BRIEF ▸
Check each line of the listing for the word "photo" and report how many lines contain it, giving nothing but the number.

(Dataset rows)
>> START
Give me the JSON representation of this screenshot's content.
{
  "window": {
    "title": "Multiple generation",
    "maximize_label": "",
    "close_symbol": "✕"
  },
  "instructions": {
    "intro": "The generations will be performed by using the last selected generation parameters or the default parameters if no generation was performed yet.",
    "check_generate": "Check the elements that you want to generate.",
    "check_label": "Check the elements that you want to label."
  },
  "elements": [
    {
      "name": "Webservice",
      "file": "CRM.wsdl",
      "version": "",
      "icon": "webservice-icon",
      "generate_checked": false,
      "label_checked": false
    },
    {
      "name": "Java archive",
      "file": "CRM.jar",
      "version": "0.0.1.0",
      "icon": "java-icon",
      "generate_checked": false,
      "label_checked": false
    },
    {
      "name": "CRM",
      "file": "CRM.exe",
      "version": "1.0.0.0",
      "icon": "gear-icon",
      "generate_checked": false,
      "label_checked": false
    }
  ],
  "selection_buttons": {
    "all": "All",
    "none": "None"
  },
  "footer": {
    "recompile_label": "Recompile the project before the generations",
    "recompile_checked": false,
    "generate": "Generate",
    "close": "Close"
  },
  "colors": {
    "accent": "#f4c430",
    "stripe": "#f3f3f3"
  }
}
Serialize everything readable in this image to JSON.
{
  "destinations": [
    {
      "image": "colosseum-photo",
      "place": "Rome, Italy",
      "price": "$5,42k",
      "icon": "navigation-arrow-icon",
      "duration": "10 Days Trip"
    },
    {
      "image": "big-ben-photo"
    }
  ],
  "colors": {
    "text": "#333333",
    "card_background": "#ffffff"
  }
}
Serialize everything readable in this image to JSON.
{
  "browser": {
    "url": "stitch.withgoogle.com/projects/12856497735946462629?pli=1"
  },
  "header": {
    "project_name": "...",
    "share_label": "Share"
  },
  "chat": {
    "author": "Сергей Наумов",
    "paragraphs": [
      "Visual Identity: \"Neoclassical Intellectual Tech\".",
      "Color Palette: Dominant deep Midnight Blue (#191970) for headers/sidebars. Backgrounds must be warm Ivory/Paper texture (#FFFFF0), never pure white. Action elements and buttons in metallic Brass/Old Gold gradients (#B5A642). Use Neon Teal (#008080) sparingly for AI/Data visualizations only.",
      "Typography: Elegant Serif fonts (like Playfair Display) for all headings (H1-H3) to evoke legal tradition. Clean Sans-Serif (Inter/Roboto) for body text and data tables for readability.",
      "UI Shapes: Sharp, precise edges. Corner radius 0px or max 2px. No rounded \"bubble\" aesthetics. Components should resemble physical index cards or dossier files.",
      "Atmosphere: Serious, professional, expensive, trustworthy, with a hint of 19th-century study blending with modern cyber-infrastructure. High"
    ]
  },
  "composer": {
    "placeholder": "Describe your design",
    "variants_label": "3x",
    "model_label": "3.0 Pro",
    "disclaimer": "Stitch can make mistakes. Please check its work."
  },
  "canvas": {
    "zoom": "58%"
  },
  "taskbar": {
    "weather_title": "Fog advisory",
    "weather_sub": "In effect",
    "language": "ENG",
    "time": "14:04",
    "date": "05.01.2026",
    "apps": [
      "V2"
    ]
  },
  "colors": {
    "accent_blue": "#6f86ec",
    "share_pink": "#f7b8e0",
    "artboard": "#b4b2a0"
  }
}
>> END
EXERCISE RESULT ▸
2